## BEGIN RECORDS

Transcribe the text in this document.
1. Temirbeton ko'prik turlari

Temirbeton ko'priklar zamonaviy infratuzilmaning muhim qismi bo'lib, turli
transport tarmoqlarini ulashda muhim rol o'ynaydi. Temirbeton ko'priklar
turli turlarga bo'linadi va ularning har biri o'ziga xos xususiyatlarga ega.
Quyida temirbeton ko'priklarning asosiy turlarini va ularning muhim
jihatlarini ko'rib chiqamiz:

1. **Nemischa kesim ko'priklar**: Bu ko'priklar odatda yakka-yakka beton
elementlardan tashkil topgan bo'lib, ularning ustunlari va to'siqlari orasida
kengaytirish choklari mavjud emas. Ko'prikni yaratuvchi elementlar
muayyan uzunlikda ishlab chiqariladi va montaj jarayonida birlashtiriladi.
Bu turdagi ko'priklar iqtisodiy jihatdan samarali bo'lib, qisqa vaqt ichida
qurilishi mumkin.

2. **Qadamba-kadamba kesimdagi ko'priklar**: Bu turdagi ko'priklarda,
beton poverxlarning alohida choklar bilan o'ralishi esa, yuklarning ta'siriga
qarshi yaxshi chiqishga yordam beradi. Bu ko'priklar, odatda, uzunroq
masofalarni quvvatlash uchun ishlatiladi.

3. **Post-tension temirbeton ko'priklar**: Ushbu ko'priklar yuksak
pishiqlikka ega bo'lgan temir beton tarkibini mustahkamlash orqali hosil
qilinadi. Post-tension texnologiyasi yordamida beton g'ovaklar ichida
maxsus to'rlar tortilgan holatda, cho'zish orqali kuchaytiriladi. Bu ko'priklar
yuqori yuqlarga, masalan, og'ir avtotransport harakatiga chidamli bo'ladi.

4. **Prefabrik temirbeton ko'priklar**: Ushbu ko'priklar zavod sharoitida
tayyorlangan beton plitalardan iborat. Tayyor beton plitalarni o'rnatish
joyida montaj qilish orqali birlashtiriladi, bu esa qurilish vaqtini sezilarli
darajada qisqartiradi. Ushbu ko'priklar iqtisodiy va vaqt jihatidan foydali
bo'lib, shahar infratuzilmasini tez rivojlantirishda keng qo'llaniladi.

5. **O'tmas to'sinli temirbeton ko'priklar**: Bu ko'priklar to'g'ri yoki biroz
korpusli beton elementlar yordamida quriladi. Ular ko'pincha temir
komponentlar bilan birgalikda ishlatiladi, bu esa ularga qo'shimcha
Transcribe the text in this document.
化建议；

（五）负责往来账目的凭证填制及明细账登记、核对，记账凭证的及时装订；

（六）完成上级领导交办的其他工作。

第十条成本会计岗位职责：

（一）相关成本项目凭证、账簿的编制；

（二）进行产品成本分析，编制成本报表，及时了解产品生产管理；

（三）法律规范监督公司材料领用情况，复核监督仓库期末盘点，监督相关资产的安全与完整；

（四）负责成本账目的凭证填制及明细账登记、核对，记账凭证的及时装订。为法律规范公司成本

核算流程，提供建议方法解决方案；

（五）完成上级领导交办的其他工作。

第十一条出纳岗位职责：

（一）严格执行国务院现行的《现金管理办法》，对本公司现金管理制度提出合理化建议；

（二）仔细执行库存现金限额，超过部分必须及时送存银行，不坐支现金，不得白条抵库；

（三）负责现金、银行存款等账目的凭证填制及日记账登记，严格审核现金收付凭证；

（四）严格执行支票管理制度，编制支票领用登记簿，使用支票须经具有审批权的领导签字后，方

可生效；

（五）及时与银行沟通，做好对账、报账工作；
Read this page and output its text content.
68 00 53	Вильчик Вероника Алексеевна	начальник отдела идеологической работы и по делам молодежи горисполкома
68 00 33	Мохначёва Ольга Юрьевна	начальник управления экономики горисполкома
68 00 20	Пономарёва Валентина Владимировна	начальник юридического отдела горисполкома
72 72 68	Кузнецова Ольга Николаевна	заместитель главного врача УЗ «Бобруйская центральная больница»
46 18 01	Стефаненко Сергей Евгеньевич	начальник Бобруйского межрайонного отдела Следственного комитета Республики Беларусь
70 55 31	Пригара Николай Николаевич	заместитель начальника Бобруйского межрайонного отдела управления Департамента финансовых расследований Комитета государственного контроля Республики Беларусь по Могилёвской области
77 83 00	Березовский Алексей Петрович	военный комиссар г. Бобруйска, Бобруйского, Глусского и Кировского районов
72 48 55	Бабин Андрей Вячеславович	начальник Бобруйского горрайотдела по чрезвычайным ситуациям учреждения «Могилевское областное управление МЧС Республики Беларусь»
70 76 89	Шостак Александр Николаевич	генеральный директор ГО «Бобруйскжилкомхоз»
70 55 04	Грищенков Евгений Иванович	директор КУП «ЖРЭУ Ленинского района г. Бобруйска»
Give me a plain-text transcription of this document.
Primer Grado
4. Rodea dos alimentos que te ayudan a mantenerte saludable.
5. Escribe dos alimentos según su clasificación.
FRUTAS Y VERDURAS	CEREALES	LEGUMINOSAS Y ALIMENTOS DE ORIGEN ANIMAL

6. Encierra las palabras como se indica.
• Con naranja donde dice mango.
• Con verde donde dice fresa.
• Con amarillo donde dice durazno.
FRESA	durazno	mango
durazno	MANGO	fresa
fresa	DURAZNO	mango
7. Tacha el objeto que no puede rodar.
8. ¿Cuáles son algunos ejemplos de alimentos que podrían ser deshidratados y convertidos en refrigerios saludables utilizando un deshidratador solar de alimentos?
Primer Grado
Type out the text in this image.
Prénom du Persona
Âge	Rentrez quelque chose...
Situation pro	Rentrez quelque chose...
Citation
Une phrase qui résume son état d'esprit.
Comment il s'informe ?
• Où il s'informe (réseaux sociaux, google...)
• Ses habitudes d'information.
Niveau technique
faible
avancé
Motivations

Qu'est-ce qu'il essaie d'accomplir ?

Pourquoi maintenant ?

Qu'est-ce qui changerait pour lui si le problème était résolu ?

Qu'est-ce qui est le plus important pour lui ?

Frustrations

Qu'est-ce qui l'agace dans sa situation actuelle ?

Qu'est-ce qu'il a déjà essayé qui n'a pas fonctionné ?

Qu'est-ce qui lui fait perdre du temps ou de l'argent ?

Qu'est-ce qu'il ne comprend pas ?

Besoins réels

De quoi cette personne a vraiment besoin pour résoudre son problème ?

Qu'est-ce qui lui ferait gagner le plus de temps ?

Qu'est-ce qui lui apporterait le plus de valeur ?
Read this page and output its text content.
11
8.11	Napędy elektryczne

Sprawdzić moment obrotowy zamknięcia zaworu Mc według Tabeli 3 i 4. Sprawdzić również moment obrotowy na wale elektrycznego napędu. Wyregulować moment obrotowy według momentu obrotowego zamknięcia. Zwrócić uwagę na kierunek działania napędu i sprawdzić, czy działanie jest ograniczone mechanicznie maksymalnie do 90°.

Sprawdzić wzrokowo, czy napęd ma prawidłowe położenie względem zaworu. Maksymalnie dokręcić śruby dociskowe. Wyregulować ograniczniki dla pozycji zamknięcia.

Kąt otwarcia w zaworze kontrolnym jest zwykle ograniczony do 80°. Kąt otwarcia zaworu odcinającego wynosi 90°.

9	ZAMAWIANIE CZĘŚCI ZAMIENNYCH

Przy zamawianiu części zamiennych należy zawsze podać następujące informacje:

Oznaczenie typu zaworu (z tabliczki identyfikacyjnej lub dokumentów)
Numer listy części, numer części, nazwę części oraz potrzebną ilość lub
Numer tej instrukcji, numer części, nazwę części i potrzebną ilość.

## END RECORDS

**WORK TO BE COMPLETED:** Repeat the listing above without any change.

**REPLY TO THE EXERCISE:**
Transcribe the text in this document.
1. Temirbeton ko'prik turlari

Temirbeton ko'priklar zamonaviy infratuzilmaning muhim qismi bo'lib, turli
transport tarmoqlarini ulashda muhim rol o'ynaydi. Temirbeton ko'priklar
turli turlarga bo'linadi va ularning har biri o'ziga xos xususiyatlarga ega.
Quyida temirbeton ko'priklarning asosiy turlarini va ularning muhim
jihatlarini ko'rib chiqamiz:

1. **Nemischa kesim ko'priklar**: Bu ko'priklar odatda yakka-yakka beton
elementlardan tashkil topgan bo'lib, ularning ustunlari va to'siqlari orasida
kengaytirish choklari mavjud emas. Ko'prikni yaratuvchi elementlar
muayyan uzunlikda ishlab chiqariladi va montaj jarayonida birlashtiriladi.
Bu turdagi ko'priklar iqtisodiy jihatdan samarali bo'lib, qisqa vaqt ichida
qurilishi mumkin.

2. **Qadamba-kadamba kesimdagi ko'priklar**: Bu turdagi ko'priklarda,
beton poverxlarning alohida choklar bilan o'ralishi esa, yuklarning ta'siriga
qarshi yaxshi chiqishga yordam beradi. Bu ko'priklar, odatda, uzunroq
masofalarni quvvatlash uchun ishlatiladi.

3. **Post-tension temirbeton ko'priklar**: Ushbu ko'priklar yuksak
pishiqlikka ega bo'lgan temir beton tarkibini mustahkamlash orqali hosil
qilinadi. Post-tension texnologiyasi yordamida beton g'ovaklar ichida
maxsus to'rlar tortilgan holatda, cho'zish orqali kuchaytiriladi. Bu ko'priklar
yuqori yuqlarga, masalan, og'ir avtotransport harakatiga chidamli bo'ladi.

4. **Prefabrik temirbeton ko'priklar**: Ushbu ko'priklar zavod sharoitida
tayyorlangan beton plitalardan iborat. Tayyor beton plitalarni o'rnatish
joyida montaj qilish orqali birlashtiriladi, bu esa qurilish vaqtini sezilarli
darajada qisqartiradi. Ushbu ko'priklar iqtisodiy va vaqt jihatidan foydali
bo'lib, shahar infratuzilmasini tez rivojlantirishda keng qo'llaniladi.

5. **O'tmas to'sinli temirbeton ko'priklar**: Bu ko'priklar to'g'ri yoki biroz
korpusli beton elementlar yordamida quriladi. Ular ko'pincha temir
komponentlar bilan birgalikda ishlatiladi, bu esa ularga qo'shimcha
Transcribe the text in this document.
化建议；

（五）负责往来账目的凭证填制及明细账登记、核对，记账凭证的及时装订；

（六）完成上级领导交办的其他工作。

第十条成本会计岗位职责：

（一）相关成本项目凭证、账簿的编制；

（二）进行产品成本分析，编制成本报表，及时了解产品生产管理；

（三）法律规范监督公司材料领用情况，复核监督仓库期末盘点，监督相关资产的安全与完整；

（四）负责成本账目的凭证填制及明细账登记、核对，记账凭证的及时装订。为法律规范公司成本

核算流程，提供建议方法解决方案；

（五）完成上级领导交办的其他工作。

第十一条出纳岗位职责：

（一）严格执行国务院现行的《现金管理办法》，对本公司现金管理制度提出合理化建议；

（二）仔细执行库存现金限额，超过部分必须及时送存银行，不坐支现金，不得白条抵库；

（三）负责现金、银行存款等账目的凭证填制及日记账登记，严格审核现金收付凭证；

（四）严格执行支票管理制度，编制支票领用登记簿，使用支票须经具有审批权的领导签字后，方

可生效；

（五）及时与银行沟通，做好对账、报账工作；
Read this page and output its text content.
68 00 53	Вильчик Вероника Алексеевна	начальник отдела идеологической работы и по делам молодежи горисполкома
68 00 33	Мохначёва Ольга Юрьевна	начальник управления экономики горисполкома
68 00 20	Пономарёва Валентина Владимировна	начальник юридического отдела горисполкома
72 72 68	Кузнецова Ольга Николаевна	заместитель главного врача УЗ «Бобруйская центральная больница»
46 18 01	Стефаненко Сергей Евгеньевич	начальник Бобруйского межрайонного отдела Следственного комитета Республики Беларусь
70 55 31	Пригара Николай Николаевич	заместитель начальника Бобруйского межрайонного отдела управления Департамента финансовых расследований Комитета государственного контроля Республики Беларусь по Могилёвской области
77 83 00	Березовский Алексей Петрович	военный комиссар г. Бобруйска, Бобруйского, Глусского и Кировского районов
72 48 55	Бабин Андрей Вячеславович	начальник Бобруйского горрайотдела по чрезвычайным ситуациям учреждения «Могилевское областное управление МЧС Республики Беларусь»
70 76 89	Шостак Александр Николаевич	генеральный директор ГО «Бобруйскжилкомхоз»
70 55 04	Грищенков Евгений Иванович	директор КУП «ЖРЭУ Ленинского района г. Бобруйска»
Give me a plain-text transcription of this document.
Primer Grado
4. Rodea dos alimentos que te ayudan a mantenerte saludable.
5. Escribe dos alimentos según su clasificación.
FRUTAS Y VERDURAS	CEREALES	LEGUMINOSAS Y ALIMENTOS DE ORIGEN ANIMAL

6. Encierra las palabras como se indica.
• Con naranja donde dice mango.
• Con verde donde dice fresa.
• Con amarillo donde dice durazno.
FRESA	durazno	mango
durazno	MANGO	fresa
fresa	DURAZNO	mango
7. Tacha el objeto que no puede rodar.
8. ¿Cuáles son algunos ejemplos de alimentos que podrían ser deshidratados y convertidos en refrigerios saludables utilizando un deshidratador solar de alimentos?
Primer Grado
Type out the text in this image.
Prénom du Persona
Âge	Rentrez quelque chose...
Situation pro	Rentrez quelque chose...
Citation
Une phrase qui résume son état d'esprit.
Comment il s'informe ?
• Où il s'informe (réseaux sociaux, google...)
• Ses habitudes d'information.
Niveau technique
faible
avancé
Motivations

Qu'est-ce qu'il essaie d'accomplir ?

Pourquoi maintenant ?

Qu'est-ce qui changerait pour lui si le problème était résolu ?

Qu'est-ce qui est le plus important pour lui ?

Frustrations

Qu'est-ce qui l'agace dans sa situation actuelle ?

Qu'est-ce qu'il a déjà essayé qui n'a pas fonctionné ?

Qu'est-ce qui lui fait perdre du temps ou de l'argent ?

Qu'est-ce qu'il ne comprend pas ?

Besoins réels

De quoi cette personne a vraiment besoin pour résoudre son problème ?

Qu'est-ce qui lui ferait gagner le plus de temps ?

Qu'est-ce qui lui apporterait le plus de valeur ?
Read this page and output its text content.
11
8.11	Napędy elektryczne

Sprawdzić moment obrotowy zamknięcia zaworu Mc według Tabeli 3 i 4. Sprawdzić również moment obrotowy na wale elektrycznego napędu. Wyregulować moment obrotowy według momentu obrotowego zamknięcia. Zwrócić uwagę na kierunek działania napędu i sprawdzić, czy działanie jest ograniczone mechanicznie maksymalnie do 90°.

Sprawdzić wzrokowo, czy napęd ma prawidłowe położenie względem zaworu. Maksymalnie dokręcić śruby dociskowe. Wyregulować ograniczniki dla pozycji zamknięcia.

Kąt otwarcia w zaworze kontrolnym jest zwykle ograniczony do 80°. Kąt otwarcia zaworu odcinającego wynosi 90°.

9	ZAMAWIANIE CZĘŚCI ZAMIENNYCH

Przy zamawianiu części zamiennych należy zawsze podać następujące informacje:

Oznaczenie typu zaworu (z tabliczki identyfikacyjnej lub dokumentów)
Numer listy części, numer części, nazwę części oraz potrzebną ilość lub
Numer tej instrukcji, numer części, nazwę części i potrzebną ilość.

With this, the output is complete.